WHAT YOU HAVE TO DO: Using the material that follows, identify and copy each line with the string "forward".

-- start SUPPLIED INFORMATION --

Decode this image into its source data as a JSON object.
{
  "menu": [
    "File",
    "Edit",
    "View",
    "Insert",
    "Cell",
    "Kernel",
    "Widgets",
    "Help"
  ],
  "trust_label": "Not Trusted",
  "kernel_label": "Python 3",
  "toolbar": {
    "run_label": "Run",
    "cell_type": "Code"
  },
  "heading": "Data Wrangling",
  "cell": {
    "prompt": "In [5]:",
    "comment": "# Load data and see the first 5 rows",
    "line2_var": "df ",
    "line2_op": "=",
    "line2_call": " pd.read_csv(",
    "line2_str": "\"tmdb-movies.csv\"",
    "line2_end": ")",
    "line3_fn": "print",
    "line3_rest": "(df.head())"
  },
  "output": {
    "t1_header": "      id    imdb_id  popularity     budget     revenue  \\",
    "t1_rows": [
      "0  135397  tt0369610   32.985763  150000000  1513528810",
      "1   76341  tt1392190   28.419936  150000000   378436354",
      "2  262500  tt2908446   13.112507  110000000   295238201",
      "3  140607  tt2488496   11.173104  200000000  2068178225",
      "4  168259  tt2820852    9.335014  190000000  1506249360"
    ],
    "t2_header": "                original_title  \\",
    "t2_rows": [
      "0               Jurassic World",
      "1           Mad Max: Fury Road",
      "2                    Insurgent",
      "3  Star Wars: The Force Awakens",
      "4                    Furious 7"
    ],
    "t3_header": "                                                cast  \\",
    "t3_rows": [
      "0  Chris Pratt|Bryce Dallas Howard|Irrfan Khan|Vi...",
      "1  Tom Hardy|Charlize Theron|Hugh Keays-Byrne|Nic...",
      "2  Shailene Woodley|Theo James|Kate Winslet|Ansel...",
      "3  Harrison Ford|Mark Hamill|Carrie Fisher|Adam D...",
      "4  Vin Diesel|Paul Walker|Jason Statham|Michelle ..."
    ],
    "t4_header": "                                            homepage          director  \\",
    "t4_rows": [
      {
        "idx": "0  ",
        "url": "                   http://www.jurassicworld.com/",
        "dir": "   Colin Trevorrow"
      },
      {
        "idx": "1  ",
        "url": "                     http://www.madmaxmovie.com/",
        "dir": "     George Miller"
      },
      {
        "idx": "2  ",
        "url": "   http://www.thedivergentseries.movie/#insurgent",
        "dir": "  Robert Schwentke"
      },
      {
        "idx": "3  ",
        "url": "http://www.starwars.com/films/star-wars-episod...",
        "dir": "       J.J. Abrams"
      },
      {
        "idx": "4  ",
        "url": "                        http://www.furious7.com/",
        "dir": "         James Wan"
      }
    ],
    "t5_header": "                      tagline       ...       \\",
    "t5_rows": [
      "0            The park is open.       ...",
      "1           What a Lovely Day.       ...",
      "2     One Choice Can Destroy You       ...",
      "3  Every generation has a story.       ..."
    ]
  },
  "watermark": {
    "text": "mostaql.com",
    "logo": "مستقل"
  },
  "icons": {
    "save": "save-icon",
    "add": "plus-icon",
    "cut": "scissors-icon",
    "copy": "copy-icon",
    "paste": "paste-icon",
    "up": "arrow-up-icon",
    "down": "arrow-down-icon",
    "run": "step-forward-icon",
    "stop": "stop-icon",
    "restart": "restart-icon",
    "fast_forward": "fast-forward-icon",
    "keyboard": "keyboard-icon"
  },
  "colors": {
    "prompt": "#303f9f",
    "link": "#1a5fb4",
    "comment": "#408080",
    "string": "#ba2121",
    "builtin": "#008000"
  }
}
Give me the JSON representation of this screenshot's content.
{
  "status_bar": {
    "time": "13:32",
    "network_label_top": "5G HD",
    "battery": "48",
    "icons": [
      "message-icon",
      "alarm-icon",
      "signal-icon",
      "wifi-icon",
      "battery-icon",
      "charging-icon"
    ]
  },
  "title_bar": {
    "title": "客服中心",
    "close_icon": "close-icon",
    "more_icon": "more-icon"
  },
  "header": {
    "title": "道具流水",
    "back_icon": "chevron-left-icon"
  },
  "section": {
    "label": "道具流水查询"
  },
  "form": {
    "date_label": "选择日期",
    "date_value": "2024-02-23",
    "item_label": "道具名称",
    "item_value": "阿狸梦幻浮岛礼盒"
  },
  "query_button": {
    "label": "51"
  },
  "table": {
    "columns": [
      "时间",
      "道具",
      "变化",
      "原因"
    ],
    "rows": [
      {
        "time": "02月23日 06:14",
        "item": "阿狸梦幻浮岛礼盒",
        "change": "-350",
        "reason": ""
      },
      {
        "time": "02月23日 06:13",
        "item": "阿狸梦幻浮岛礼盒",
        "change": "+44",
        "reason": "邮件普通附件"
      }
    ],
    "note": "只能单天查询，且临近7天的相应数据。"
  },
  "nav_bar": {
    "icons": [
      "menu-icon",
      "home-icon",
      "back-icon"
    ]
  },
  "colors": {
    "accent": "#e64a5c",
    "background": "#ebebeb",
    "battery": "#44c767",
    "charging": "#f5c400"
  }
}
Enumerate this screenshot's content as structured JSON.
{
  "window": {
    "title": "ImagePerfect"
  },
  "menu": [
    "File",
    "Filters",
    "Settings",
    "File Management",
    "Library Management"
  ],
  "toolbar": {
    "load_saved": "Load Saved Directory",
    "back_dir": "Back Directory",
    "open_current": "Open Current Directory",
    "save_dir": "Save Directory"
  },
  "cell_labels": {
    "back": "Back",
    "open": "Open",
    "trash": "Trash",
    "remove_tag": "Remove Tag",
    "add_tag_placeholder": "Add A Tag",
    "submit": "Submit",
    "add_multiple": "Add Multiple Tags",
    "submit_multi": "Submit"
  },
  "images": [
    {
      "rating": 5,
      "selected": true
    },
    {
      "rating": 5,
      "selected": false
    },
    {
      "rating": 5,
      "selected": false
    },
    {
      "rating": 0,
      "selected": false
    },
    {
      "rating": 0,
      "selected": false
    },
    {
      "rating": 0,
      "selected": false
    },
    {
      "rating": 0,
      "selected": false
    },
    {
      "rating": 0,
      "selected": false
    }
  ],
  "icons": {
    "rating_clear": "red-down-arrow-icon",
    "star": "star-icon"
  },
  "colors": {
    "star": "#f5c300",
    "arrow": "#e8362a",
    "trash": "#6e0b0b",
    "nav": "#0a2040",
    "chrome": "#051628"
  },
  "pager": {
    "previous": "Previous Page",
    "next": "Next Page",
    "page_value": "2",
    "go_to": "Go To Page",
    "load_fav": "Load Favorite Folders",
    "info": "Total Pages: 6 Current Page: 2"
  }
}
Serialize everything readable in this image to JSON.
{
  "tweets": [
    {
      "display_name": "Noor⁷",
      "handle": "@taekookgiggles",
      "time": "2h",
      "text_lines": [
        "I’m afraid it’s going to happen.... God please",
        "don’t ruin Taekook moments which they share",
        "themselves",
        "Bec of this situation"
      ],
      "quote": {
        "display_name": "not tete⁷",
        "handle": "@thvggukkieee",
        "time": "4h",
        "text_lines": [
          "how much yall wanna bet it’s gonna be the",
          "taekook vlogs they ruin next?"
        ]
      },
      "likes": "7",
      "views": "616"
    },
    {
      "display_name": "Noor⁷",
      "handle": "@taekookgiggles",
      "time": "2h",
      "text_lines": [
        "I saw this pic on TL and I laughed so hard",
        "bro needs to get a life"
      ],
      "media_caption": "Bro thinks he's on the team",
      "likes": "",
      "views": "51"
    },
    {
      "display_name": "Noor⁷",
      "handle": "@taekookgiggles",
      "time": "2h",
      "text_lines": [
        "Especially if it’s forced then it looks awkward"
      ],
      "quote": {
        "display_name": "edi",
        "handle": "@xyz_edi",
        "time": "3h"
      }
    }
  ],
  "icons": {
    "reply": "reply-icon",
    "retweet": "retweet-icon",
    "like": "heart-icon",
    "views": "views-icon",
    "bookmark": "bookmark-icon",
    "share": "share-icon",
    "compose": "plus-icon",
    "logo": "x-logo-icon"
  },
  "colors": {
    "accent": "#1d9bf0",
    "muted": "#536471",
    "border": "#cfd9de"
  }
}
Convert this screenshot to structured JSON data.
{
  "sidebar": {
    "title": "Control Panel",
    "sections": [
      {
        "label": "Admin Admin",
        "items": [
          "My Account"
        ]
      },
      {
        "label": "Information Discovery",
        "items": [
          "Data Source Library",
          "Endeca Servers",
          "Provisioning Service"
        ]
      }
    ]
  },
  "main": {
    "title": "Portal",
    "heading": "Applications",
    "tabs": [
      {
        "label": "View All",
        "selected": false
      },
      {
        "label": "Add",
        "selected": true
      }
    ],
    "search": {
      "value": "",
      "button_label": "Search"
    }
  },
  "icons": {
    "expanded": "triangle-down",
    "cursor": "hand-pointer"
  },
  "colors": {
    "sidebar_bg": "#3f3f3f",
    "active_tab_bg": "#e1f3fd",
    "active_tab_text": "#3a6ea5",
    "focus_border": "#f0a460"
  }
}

-- end SUPPLIED INFORMATION --

RESULT BELOW:
    "run": "step-forward-icon",
    "fast_forward": "fast-forward-icon",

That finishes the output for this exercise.